TASK DESCRIPTION: From the listing below, return each line that includes "руководителями".

SUPPLIED INFORMATION:
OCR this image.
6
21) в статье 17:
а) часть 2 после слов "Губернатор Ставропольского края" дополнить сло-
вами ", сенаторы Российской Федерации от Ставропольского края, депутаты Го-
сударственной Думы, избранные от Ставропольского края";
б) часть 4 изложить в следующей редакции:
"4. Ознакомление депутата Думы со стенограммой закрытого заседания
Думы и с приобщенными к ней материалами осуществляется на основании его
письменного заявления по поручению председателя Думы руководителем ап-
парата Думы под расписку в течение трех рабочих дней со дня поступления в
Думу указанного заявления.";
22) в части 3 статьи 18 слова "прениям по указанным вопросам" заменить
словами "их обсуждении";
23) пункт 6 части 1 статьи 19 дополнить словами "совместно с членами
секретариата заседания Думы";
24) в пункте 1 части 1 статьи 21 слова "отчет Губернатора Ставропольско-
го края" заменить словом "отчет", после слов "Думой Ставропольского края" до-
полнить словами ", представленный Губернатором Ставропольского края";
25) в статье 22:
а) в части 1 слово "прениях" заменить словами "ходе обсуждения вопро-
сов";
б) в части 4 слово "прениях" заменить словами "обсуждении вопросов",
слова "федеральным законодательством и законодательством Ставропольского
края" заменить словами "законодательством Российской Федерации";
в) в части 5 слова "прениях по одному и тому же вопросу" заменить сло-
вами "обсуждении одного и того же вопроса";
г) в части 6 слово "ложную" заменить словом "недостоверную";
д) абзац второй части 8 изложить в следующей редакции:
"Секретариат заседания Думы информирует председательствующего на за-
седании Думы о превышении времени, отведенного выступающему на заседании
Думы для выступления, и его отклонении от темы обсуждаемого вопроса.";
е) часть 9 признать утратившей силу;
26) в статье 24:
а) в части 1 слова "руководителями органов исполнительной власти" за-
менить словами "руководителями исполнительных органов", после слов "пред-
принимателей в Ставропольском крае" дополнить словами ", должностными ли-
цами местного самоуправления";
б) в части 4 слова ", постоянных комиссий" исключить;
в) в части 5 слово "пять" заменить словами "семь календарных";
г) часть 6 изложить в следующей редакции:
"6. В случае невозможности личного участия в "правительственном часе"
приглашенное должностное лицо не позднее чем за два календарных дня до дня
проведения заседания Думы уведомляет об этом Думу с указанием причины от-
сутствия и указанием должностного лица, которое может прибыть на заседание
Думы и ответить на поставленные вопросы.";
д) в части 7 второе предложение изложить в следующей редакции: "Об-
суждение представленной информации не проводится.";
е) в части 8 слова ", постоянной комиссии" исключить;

OUTPUT OF THE EXERCISE:
а) в части 1 слова "руководителями органов исполнительной власти" за-
менить словами "руководителями исполнительных органов", после слов "пред-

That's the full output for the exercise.